--- BEGIN DATA TO USE ---

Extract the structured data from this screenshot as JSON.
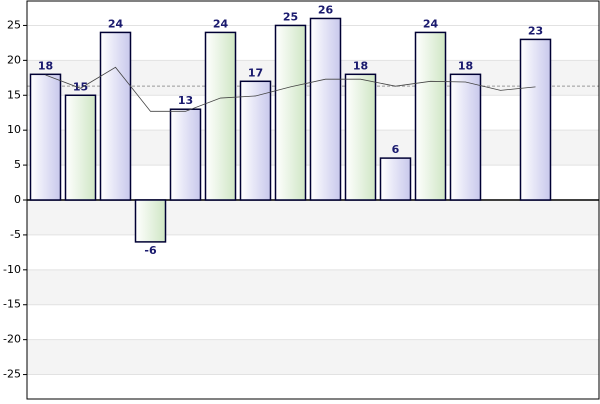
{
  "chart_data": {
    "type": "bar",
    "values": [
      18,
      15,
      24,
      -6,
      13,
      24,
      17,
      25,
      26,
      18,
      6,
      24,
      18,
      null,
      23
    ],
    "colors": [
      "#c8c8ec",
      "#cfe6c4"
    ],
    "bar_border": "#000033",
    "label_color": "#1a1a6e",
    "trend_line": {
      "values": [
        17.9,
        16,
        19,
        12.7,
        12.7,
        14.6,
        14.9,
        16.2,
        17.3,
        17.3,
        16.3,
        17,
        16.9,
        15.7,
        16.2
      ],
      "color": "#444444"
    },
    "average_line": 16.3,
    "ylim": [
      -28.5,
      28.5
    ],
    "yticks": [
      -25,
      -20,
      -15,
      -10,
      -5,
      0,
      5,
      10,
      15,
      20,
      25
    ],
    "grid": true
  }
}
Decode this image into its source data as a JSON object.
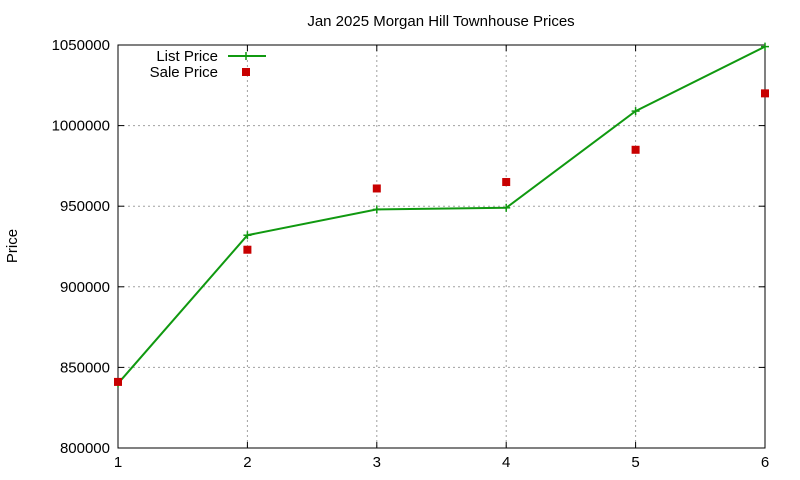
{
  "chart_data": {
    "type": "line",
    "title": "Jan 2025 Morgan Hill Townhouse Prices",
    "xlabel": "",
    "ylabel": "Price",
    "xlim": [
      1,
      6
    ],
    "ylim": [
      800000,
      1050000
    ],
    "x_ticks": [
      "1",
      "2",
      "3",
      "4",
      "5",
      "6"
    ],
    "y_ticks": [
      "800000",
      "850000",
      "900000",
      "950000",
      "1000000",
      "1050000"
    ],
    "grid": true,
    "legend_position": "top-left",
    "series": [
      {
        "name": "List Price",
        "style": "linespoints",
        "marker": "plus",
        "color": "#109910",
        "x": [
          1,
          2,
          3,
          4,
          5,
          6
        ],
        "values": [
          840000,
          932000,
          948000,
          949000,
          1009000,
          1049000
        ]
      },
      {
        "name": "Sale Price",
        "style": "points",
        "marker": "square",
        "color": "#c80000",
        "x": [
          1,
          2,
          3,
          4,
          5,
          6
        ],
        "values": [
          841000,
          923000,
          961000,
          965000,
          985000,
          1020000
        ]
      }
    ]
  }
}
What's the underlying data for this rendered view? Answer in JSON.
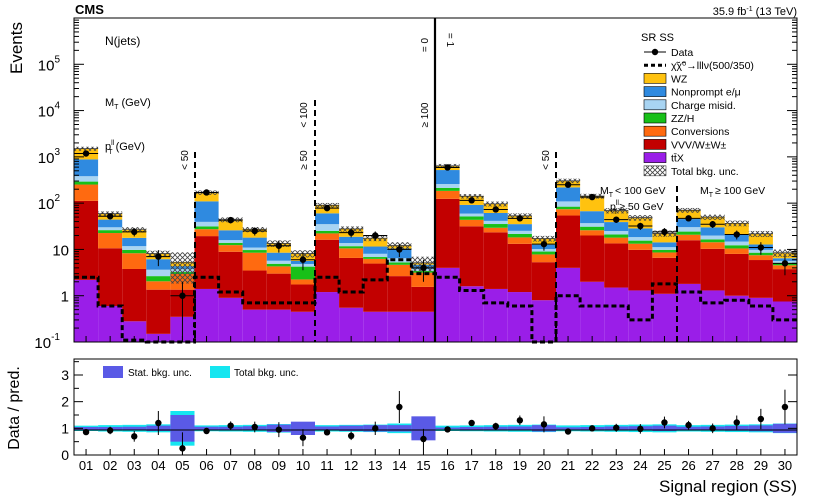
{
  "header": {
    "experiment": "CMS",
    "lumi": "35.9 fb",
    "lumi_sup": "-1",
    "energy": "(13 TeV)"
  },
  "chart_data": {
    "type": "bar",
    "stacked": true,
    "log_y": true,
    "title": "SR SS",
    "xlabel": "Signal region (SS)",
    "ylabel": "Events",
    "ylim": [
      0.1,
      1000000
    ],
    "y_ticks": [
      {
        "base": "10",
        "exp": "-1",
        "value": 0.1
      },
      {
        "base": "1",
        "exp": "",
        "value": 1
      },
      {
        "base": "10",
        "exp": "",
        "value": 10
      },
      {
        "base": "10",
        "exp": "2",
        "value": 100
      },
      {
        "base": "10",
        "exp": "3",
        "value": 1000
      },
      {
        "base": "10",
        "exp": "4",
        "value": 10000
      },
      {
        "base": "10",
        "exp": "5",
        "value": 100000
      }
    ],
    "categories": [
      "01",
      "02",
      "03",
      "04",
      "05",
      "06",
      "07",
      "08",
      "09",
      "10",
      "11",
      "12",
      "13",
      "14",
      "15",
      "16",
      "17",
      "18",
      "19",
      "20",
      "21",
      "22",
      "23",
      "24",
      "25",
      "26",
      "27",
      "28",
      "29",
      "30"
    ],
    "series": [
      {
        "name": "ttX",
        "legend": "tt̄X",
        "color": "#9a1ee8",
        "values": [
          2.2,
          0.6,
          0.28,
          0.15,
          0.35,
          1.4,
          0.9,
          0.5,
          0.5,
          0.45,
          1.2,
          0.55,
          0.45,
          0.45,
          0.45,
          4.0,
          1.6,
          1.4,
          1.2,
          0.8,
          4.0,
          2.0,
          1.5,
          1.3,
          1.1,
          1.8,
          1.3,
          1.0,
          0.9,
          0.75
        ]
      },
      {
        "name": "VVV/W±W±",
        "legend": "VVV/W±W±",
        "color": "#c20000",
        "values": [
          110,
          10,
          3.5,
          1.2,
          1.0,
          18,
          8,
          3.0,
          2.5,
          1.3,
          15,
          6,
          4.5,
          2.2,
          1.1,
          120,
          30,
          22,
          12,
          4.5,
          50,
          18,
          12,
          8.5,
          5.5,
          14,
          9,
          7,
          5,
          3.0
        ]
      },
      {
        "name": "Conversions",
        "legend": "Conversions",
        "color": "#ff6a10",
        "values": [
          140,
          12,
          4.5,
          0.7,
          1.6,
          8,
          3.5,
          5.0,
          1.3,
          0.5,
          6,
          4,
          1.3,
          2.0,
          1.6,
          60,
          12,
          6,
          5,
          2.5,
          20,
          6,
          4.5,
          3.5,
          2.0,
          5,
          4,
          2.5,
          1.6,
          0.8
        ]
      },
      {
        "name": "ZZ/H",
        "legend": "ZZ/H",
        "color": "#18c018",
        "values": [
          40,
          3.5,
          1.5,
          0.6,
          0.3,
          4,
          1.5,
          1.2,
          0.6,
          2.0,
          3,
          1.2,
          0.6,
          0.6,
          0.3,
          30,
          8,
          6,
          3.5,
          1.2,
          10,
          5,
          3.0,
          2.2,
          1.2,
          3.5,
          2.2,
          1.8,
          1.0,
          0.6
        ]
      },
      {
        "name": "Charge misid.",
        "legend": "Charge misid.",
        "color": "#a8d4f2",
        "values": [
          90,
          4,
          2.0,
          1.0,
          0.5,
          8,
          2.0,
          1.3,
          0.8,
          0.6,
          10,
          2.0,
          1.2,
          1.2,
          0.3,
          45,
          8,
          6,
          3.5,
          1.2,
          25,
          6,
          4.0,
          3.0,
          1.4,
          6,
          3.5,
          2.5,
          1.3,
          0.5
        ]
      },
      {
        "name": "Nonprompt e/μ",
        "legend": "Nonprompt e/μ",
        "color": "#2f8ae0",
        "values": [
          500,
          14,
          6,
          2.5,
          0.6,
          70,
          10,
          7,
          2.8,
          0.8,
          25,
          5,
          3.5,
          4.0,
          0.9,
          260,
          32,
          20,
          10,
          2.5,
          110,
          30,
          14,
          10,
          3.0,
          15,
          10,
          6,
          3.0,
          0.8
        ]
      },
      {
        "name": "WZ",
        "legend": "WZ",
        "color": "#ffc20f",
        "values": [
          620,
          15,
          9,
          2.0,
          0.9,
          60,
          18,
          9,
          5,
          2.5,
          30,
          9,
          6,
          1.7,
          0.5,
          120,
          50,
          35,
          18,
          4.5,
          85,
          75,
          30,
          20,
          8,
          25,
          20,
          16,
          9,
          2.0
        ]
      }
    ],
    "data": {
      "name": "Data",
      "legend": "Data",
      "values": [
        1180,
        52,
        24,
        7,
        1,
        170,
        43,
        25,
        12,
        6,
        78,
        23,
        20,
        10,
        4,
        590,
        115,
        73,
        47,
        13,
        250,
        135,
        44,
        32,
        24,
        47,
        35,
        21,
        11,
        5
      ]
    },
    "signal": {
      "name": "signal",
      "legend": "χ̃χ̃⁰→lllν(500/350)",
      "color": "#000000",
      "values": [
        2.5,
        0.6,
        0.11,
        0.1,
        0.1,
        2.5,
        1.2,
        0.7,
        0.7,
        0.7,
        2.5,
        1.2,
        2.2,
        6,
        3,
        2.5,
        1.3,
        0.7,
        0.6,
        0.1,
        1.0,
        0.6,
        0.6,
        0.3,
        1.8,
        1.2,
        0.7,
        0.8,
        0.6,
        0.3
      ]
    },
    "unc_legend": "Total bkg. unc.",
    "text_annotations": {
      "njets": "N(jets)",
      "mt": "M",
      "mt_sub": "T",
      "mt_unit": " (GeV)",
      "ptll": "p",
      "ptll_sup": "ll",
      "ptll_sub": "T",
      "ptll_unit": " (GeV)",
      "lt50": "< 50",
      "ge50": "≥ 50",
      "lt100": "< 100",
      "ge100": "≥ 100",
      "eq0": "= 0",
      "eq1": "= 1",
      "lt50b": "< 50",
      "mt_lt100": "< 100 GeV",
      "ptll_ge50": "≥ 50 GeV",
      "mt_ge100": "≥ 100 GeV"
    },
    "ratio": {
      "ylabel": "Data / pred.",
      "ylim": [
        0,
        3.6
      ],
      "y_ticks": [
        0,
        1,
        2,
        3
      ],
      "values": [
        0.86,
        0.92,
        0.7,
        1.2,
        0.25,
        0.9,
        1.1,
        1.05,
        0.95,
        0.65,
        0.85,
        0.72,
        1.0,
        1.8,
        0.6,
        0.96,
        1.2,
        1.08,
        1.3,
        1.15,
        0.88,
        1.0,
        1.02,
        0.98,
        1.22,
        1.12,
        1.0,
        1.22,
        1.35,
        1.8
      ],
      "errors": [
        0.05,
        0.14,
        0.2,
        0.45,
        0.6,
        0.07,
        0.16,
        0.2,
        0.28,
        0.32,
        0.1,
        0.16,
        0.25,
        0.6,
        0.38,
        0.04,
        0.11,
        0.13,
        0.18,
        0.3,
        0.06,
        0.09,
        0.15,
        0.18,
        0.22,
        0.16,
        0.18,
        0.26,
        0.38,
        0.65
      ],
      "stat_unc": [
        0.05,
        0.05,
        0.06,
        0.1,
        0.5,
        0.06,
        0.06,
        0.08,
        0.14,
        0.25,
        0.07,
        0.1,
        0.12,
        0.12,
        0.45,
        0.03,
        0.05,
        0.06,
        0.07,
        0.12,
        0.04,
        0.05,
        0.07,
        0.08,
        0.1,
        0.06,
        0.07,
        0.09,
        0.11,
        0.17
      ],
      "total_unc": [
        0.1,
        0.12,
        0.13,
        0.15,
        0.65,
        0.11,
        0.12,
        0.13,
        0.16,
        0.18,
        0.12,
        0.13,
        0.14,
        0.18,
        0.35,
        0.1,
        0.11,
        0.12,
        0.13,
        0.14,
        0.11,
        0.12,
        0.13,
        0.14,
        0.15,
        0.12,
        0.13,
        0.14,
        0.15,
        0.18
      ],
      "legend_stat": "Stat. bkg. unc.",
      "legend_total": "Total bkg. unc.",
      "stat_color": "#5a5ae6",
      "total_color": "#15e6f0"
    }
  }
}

--- END DATA TO USE ---

**OBJECTIVE**
List all lines holding the string "name".

**COMPLETE OUTPUT**
        "name": "List Price",
        "name": "Sale Price",
        "name": "ttX",
        "name": "VVV/W±W±",
        "name": "Conversions",
        "name": "ZZ/H",
        "name": "Charge misid.",
        "name": "Nonprompt e/μ",
        "name": "WZ",
      "name": "Data",
      "name": "signal",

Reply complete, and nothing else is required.